(Exercise): Print every entry word for word, but omit the pictures.

— begin Data for this exercise —

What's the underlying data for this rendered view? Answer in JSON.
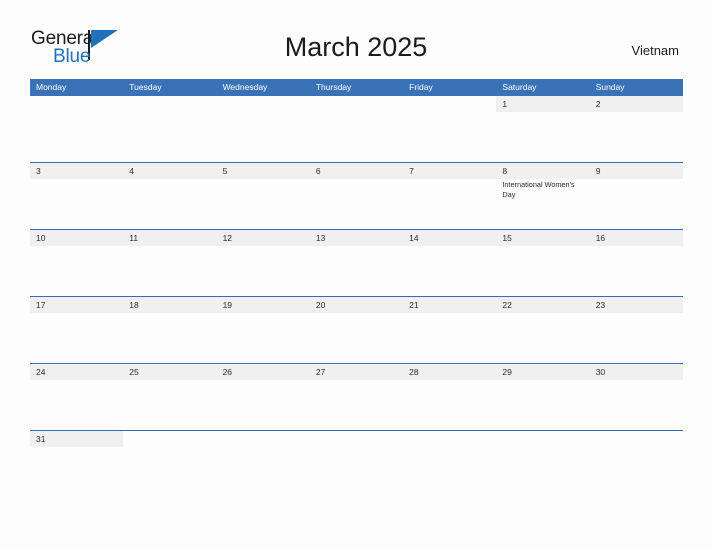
{
  "brand": {
    "name_part1": "General",
    "name_part2": "Blue",
    "flag_icon": "flag-icon",
    "colors": {
      "accent": "#1f72ba",
      "dark": "#1b1b1b"
    }
  },
  "header": {
    "title": "March 2025",
    "country": "Vietnam"
  },
  "theme": {
    "header_blue": "#3a72b8",
    "row_rule_blue": "#2f6fb5",
    "date_band_gray": "#f0f0f0",
    "page_background": "#fdfdfd"
  },
  "weekdays": [
    "Monday",
    "Tuesday",
    "Wednesday",
    "Thursday",
    "Friday",
    "Saturday",
    "Sunday"
  ],
  "weeks": [
    {
      "days": [
        {
          "number": "",
          "events": []
        },
        {
          "number": "",
          "events": []
        },
        {
          "number": "",
          "events": []
        },
        {
          "number": "",
          "events": []
        },
        {
          "number": "",
          "events": []
        },
        {
          "number": "1",
          "events": []
        },
        {
          "number": "2",
          "events": []
        }
      ]
    },
    {
      "days": [
        {
          "number": "3",
          "events": []
        },
        {
          "number": "4",
          "events": []
        },
        {
          "number": "5",
          "events": []
        },
        {
          "number": "6",
          "events": []
        },
        {
          "number": "7",
          "events": []
        },
        {
          "number": "8",
          "events": [
            "International Women's Day"
          ]
        },
        {
          "number": "9",
          "events": []
        }
      ]
    },
    {
      "days": [
        {
          "number": "10",
          "events": []
        },
        {
          "number": "11",
          "events": []
        },
        {
          "number": "12",
          "events": []
        },
        {
          "number": "13",
          "events": []
        },
        {
          "number": "14",
          "events": []
        },
        {
          "number": "15",
          "events": []
        },
        {
          "number": "16",
          "events": []
        }
      ]
    },
    {
      "days": [
        {
          "number": "17",
          "events": []
        },
        {
          "number": "18",
          "events": []
        },
        {
          "number": "19",
          "events": []
        },
        {
          "number": "20",
          "events": []
        },
        {
          "number": "21",
          "events": []
        },
        {
          "number": "22",
          "events": []
        },
        {
          "number": "23",
          "events": []
        }
      ]
    },
    {
      "days": [
        {
          "number": "24",
          "events": []
        },
        {
          "number": "25",
          "events": []
        },
        {
          "number": "26",
          "events": []
        },
        {
          "number": "27",
          "events": []
        },
        {
          "number": "28",
          "events": []
        },
        {
          "number": "29",
          "events": []
        },
        {
          "number": "30",
          "events": []
        }
      ]
    },
    {
      "days": [
        {
          "number": "31",
          "events": []
        },
        {
          "number": "",
          "events": []
        },
        {
          "number": "",
          "events": []
        },
        {
          "number": "",
          "events": []
        },
        {
          "number": "",
          "events": []
        },
        {
          "number": "",
          "events": []
        },
        {
          "number": "",
          "events": []
        }
      ]
    }
  ]
}
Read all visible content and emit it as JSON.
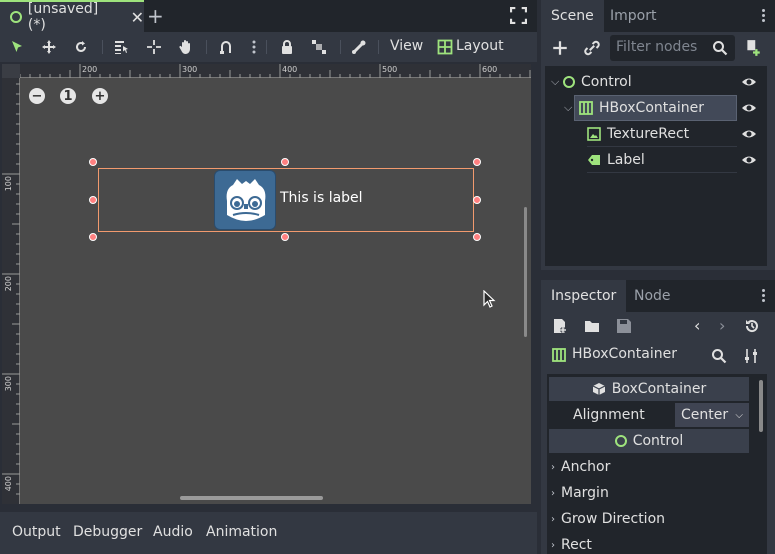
{
  "editor": {
    "tab_label": "[unsaved](*)",
    "tab_close": "✕",
    "new_tab": "+"
  },
  "toolbar": {
    "view_label": "View",
    "layout_label": "Layout"
  },
  "viewport": {
    "ruler_top_ticks": [
      "200",
      "300",
      "400",
      "500",
      "600"
    ],
    "ruler_left_ticks": [
      "100",
      "200",
      "300",
      "400"
    ],
    "zoom_out": "−",
    "zoom_reset": "1",
    "zoom_in": "+",
    "label_text": "This is label"
  },
  "bottom_panel": {
    "tabs": [
      "Output",
      "Debugger",
      "Audio",
      "Animation"
    ]
  },
  "scene_dock": {
    "tab_scene": "Scene",
    "tab_import": "Import",
    "filter_placeholder": "Filter nodes",
    "nodes": [
      {
        "name": "Control",
        "icon": "control-circle-icon",
        "color": "#9ee37d"
      },
      {
        "name": "HBoxContainer",
        "icon": "hbox-container-icon",
        "color": "#9ee37d"
      },
      {
        "name": "TextureRect",
        "icon": "texture-rect-icon",
        "color": "#9ee37d"
      },
      {
        "name": "Label",
        "icon": "label-icon",
        "color": "#9ee37d"
      }
    ]
  },
  "inspector": {
    "tab_inspector": "Inspector",
    "tab_node": "Node",
    "object_name": "HBoxContainer",
    "section_boxcontainer": "BoxContainer",
    "alignment_label": "Alignment",
    "alignment_value": "Center",
    "section_control": "Control",
    "groups": [
      "Anchor",
      "Margin",
      "Grow Direction",
      "Rect"
    ]
  },
  "colors": {
    "accent": "#9ee37d",
    "selection": "#f29a6e",
    "handle": "#ff8080",
    "panel": "#333842",
    "dark": "#21252b"
  }
}
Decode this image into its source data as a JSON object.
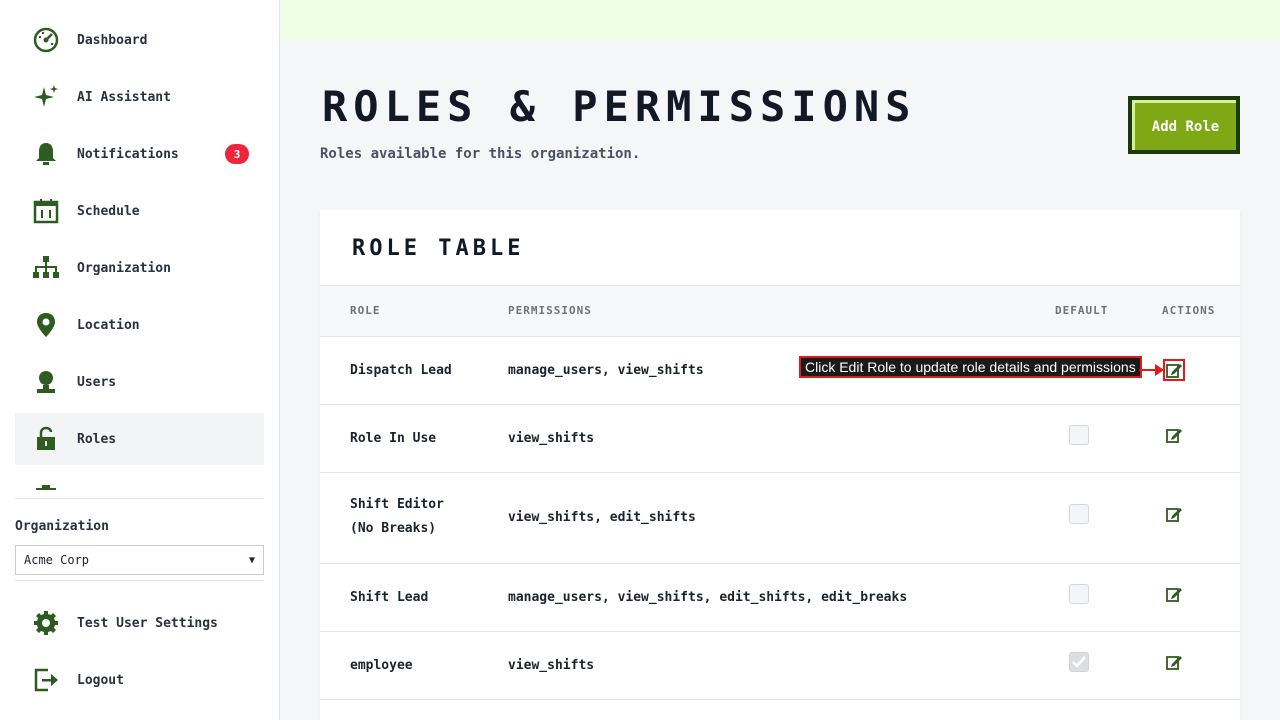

— end Data for this exercise —

(Solution to the problem):
What's the underlying data for this rendered view? Answer in JSON.
{
  "brand": {
    "name_part1": "General",
    "name_part2": "Blue",
    "flag_icon": "flag-icon",
    "colors": {
      "accent": "#1f72ba",
      "dark": "#1b1b1b"
    }
  },
  "header": {
    "title": "March 2025",
    "country": "Vietnam"
  },
  "theme": {
    "header_blue": "#3a72b8",
    "row_rule_blue": "#2f6fb5",
    "date_band_gray": "#f0f0f0",
    "page_background": "#fdfdfd"
  },
  "weekdays": [
    "Monday",
    "Tuesday",
    "Wednesday",
    "Thursday",
    "Friday",
    "Saturday",
    "Sunday"
  ],
  "weeks": [
    {
      "days": [
        {
          "number": "",
          "events": []
        },
        {
          "number": "",
          "events": []
        },
        {
          "number": "",
          "events": []
        },
        {
          "number": "",
          "events": []
        },
        {
          "number": "",
          "events": []
        },
        {
          "number": "1",
          "events": []
        },
        {
          "number": "2",
          "events": []
        }
      ]
    },
    {
      "days": [
        {
          "number": "3",
          "events": []
        },
        {
          "number": "4",
          "events": []
        },
        {
          "number": "5",
          "events": []
        },
        {
          "number": "6",
          "events": []
        },
        {
          "number": "7",
          "events": []
        },
        {
          "number": "8",
          "events": [
            "International Women's Day"
          ]
        },
        {
          "number": "9",
          "events": []
        }
      ]
    },
    {
      "days": [
        {
          "number": "10",
          "events": []
        },
        {
          "number": "11",
          "events": []
        },
        {
          "number": "12",
          "events": []
        },
        {
          "number": "13",
          "events": []
        },
        {
          "number": "14",
          "events": []
        },
        {
          "number": "15",
          "events": []
        },
        {
          "number": "16",
          "events": []
        }
      ]
    },
    {
      "days": [
        {
          "number": "17",
          "events": []
        },
        {
          "number": "18",
          "events": []
        },
        {
          "number": "19",
          "events": []
        },
        {
          "number": "20",
          "events": []
        },
        {
          "number": "21",
          "events": []
        },
        {
          "number": "22",
          "events": []
        },
        {
          "number": "23",
          "events": []
        }
      ]
    },
    {
      "days": [
        {
          "number": "24",
          "events": []
        },
        {
          "number": "25",
          "events": []
        },
        {
          "number": "26",
          "events": []
        },
        {
          "number": "27",
          "events": []
        },
        {
          "number": "28",
          "events": []
        },
        {
          "number": "29",
          "events": []
        },
        {
          "number": "30",
          "events": []
        }
      ]
    },
    {
      "days": [
        {
          "number": "31",
          "events": []
        },
        {
          "number": "",
          "events": []
        },
        {
          "number": "",
          "events": []
        },
        {
          "number": "",
          "events": []
        },
        {
          "number": "",
          "events": []
        },
        {
          "number": "",
          "events": []
        },
        {
          "number": "",
          "events": []
        }
      ]
    }
  ]
}
Read all visible content and emit it as JSON.
{
  "editor": {
    "tab_label": "[unsaved](*)",
    "tab_close": "✕",
    "new_tab": "+"
  },
  "toolbar": {
    "view_label": "View",
    "layout_label": "Layout"
  },
  "viewport": {
    "ruler_top_ticks": [
      "200",
      "300",
      "400",
      "500",
      "600"
    ],
    "ruler_left_ticks": [
      "100",
      "200",
      "300",
      "400"
    ],
    "zoom_out": "−",
    "zoom_reset": "1",
    "zoom_in": "+",
    "label_text": "This is label"
  },
  "bottom_panel": {
    "tabs": [
      "Output",
      "Debugger",
      "Audio",
      "Animation"
    ]
  },
  "scene_dock": {
    "tab_scene": "Scene",
    "tab_import": "Import",
    "filter_placeholder": "Filter nodes",
    "nodes": [
      {
        "name": "Control",
        "icon": "control-circle-icon",
        "color": "#9ee37d"
      },
      {
        "name": "HBoxContainer",
        "icon": "hbox-container-icon",
        "color": "#9ee37d"
      },
      {
        "name": "TextureRect",
        "icon": "texture-rect-icon",
        "color": "#9ee37d"
      },
      {
        "name": "Label",
        "icon": "label-icon",
        "color": "#9ee37d"
      }
    ]
  },
  "inspector": {
    "tab_inspector": "Inspector",
    "tab_node": "Node",
    "object_name": "HBoxContainer",
    "section_boxcontainer": "BoxContainer",
    "alignment_label": "Alignment",
    "alignment_value": "Center",
    "section_control": "Control",
    "groups": [
      "Anchor",
      "Margin",
      "Grow Direction",
      "Rect"
    ]
  },
  "colors": {
    "accent": "#9ee37d",
    "selection": "#f29a6e",
    "handle": "#ff8080",
    "panel": "#333842",
    "dark": "#21252b"
  }
}
Decode this image into its source data as a JSON object.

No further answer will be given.